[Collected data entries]
- - -

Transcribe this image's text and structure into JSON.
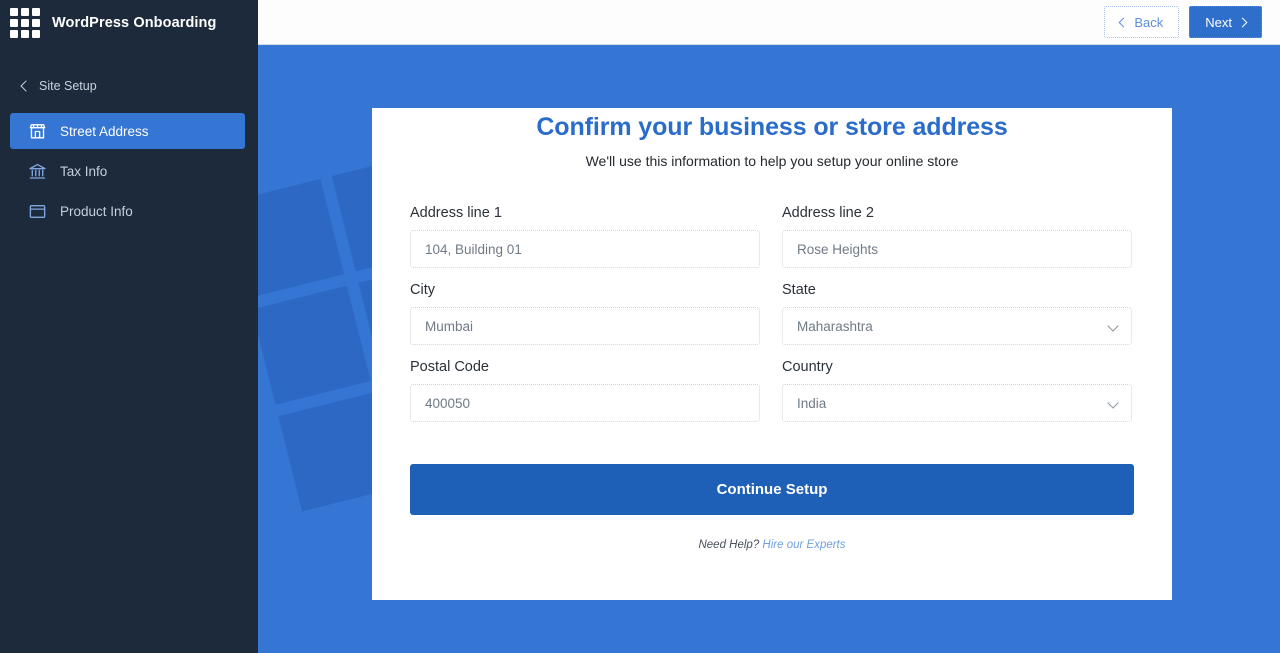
{
  "sidebar": {
    "brand": {
      "title": "WordPress Onboarding",
      "icon": "grid-icon"
    },
    "back": {
      "label": "Site Setup",
      "icon": "chevron-left-icon"
    },
    "items": [
      {
        "label": "Street Address",
        "icon": "storefront-icon",
        "active": true
      },
      {
        "label": "Tax Info",
        "icon": "bank-icon",
        "active": false
      },
      {
        "label": "Product Info",
        "icon": "box-icon",
        "active": false
      }
    ]
  },
  "topbar": {
    "back_label": "Back",
    "next_label": "Next",
    "back_icon": "chevron-left-icon",
    "next_icon": "chevron-right-icon"
  },
  "card": {
    "title": "Confirm your business or store address",
    "subtitle": "We'll use this information to help you setup your online store",
    "fields": [
      {
        "label": "Address line 1",
        "value": "104, Building 01",
        "type": "text"
      },
      {
        "label": "Address line 2",
        "value": "Rose Heights",
        "type": "text"
      },
      {
        "label": "City",
        "value": "Mumbai",
        "type": "text"
      },
      {
        "label": "State",
        "value": "Maharashtra",
        "type": "select"
      },
      {
        "label": "Postal Code",
        "value": "400050",
        "type": "text"
      },
      {
        "label": "Country",
        "value": "India",
        "type": "select"
      }
    ],
    "submit_label": "Continue Setup",
    "help_prefix": "Need Help?",
    "help_link": "Hire our Experts"
  },
  "colors": {
    "accent_blue": "#3575d3",
    "sidebar_navy": "#1d2a3c",
    "title_blue": "#2a6cc9",
    "submit_blue": "#1e5fb8",
    "motif_blue": "#2c68c4",
    "link_blue": "#6f9ee0"
  }
}
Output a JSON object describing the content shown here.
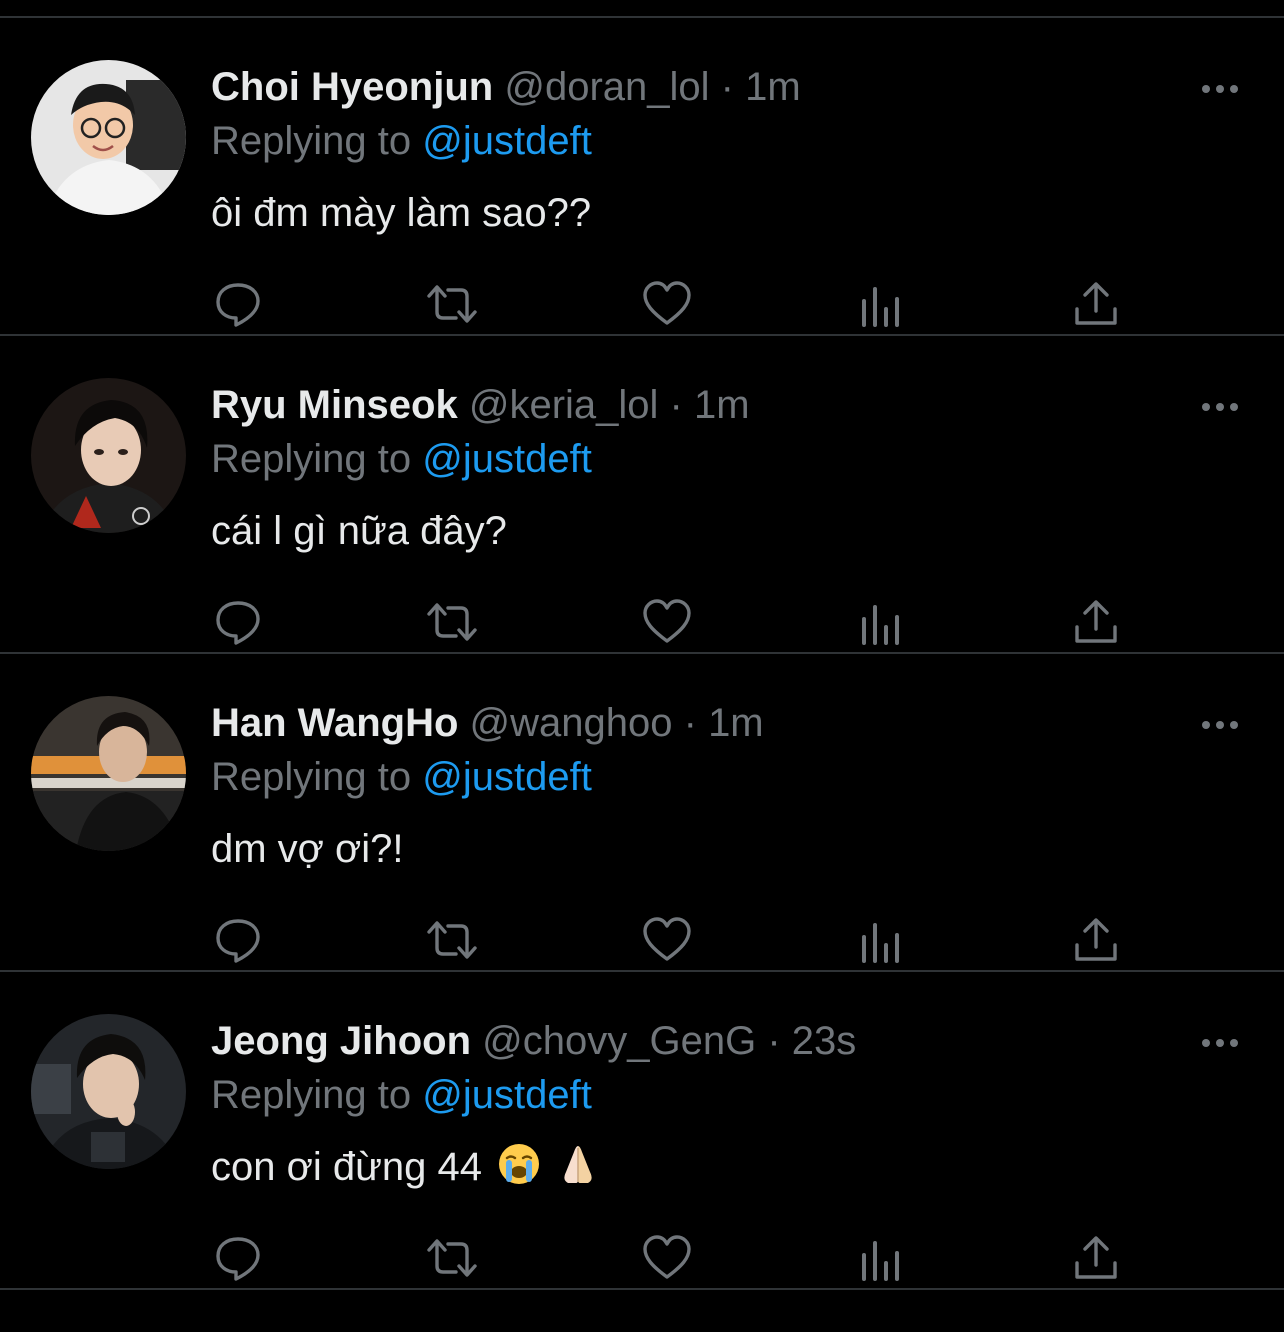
{
  "tweets": [
    {
      "name": "Choi Hyeonjun",
      "handle": "@doran_lol",
      "time": "1m",
      "replying_prefix": "Replying to",
      "replying_to": "@justdeft",
      "text": "ôi đm mày làm sao??"
    },
    {
      "name": "Ryu Minseok",
      "handle": "@keria_lol",
      "time": "1m",
      "replying_prefix": "Replying to",
      "replying_to": "@justdeft",
      "text": "cái l gì nữa đây?"
    },
    {
      "name": "Han WangHo",
      "handle": "@wanghoo",
      "time": "1m",
      "replying_prefix": "Replying to",
      "replying_to": "@justdeft",
      "text": "dm vợ ơi?!"
    },
    {
      "name": "Jeong Jihoon",
      "handle": "@chovy_GenG",
      "time": "23s",
      "replying_prefix": "Replying to",
      "replying_to": "@justdeft",
      "text": "con ơi đừng 44"
    }
  ],
  "separator": "·",
  "icons": {
    "more": "more-dots-icon",
    "reply": "reply-icon",
    "retweet": "retweet-icon",
    "like": "heart-icon",
    "analytics": "analytics-icon",
    "share": "share-icon",
    "emoji_1": "loudly-crying-face-emoji",
    "emoji_2": "folded-hands-emoji"
  },
  "colors": {
    "background": "#000000",
    "text": "#e7e9ea",
    "secondary": "#71767b",
    "link": "#1d9bf0",
    "divider": "#2f3336"
  }
}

- - -

Copy all the entries word for word. Omit any pictures.

Transcribe this image's text and structure into JSON.
{
  "sidebar": {
    "brand": {
      "title": "WordPress Onboarding",
      "icon": "grid-icon"
    },
    "back": {
      "label": "Site Setup",
      "icon": "chevron-left-icon"
    },
    "items": [
      {
        "label": "Street Address",
        "icon": "storefront-icon",
        "active": true
      },
      {
        "label": "Tax Info",
        "icon": "bank-icon",
        "active": false
      },
      {
        "label": "Product Info",
        "icon": "box-icon",
        "active": false
      }
    ]
  },
  "topbar": {
    "back_label": "Back",
    "next_label": "Next",
    "back_icon": "chevron-left-icon",
    "next_icon": "chevron-right-icon"
  },
  "card": {
    "title": "Confirm your business or store address",
    "subtitle": "We'll use this information to help you setup your online store",
    "fields": [
      {
        "label": "Address line 1",
        "value": "104, Building 01",
        "type": "text"
      },
      {
        "label": "Address line 2",
        "value": "Rose Heights",
        "type": "text"
      },
      {
        "label": "City",
        "value": "Mumbai",
        "type": "text"
      },
      {
        "label": "State",
        "value": "Maharashtra",
        "type": "select"
      },
      {
        "label": "Postal Code",
        "value": "400050",
        "type": "text"
      },
      {
        "label": "Country",
        "value": "India",
        "type": "select"
      }
    ],
    "submit_label": "Continue Setup",
    "help_prefix": "Need Help?",
    "help_link": "Hire our Experts"
  },
  "colors": {
    "accent_blue": "#3575d3",
    "sidebar_navy": "#1d2a3c",
    "title_blue": "#2a6cc9",
    "submit_blue": "#1e5fb8",
    "motif_blue": "#2c68c4",
    "link_blue": "#6f9ee0"
  }
}
Output a JSON object describing the content shown here.
{
  "tweets": [
    {
      "name": "Choi Hyeonjun",
      "handle": "@doran_lol",
      "time": "1m",
      "replying_prefix": "Replying to",
      "replying_to": "@justdeft",
      "text": "ôi đm mày làm sao??"
    },
    {
      "name": "Ryu Minseok",
      "handle": "@keria_lol",
      "time": "1m",
      "replying_prefix": "Replying to",
      "replying_to": "@justdeft",
      "text": "cái l gì nữa đây?"
    },
    {
      "name": "Han WangHo",
      "handle": "@wanghoo",
      "time": "1m",
      "replying_prefix": "Replying to",
      "replying_to": "@justdeft",
      "text": "dm vợ ơi?!"
    },
    {
      "name": "Jeong Jihoon",
      "handle": "@chovy_GenG",
      "time": "23s",
      "replying_prefix": "Replying to",
      "replying_to": "@justdeft",
      "text": "con ơi đừng 44"
    }
  ],
  "separator": "·",
  "icons": {
    "more": "more-dots-icon",
    "reply": "reply-icon",
    "retweet": "retweet-icon",
    "like": "heart-icon",
    "analytics": "analytics-icon",
    "share": "share-icon",
    "emoji_1": "loudly-crying-face-emoji",
    "emoji_2": "folded-hands-emoji"
  },
  "colors": {
    "background": "#000000",
    "text": "#e7e9ea",
    "secondary": "#71767b",
    "link": "#1d9bf0",
    "divider": "#2f3336"
  }
}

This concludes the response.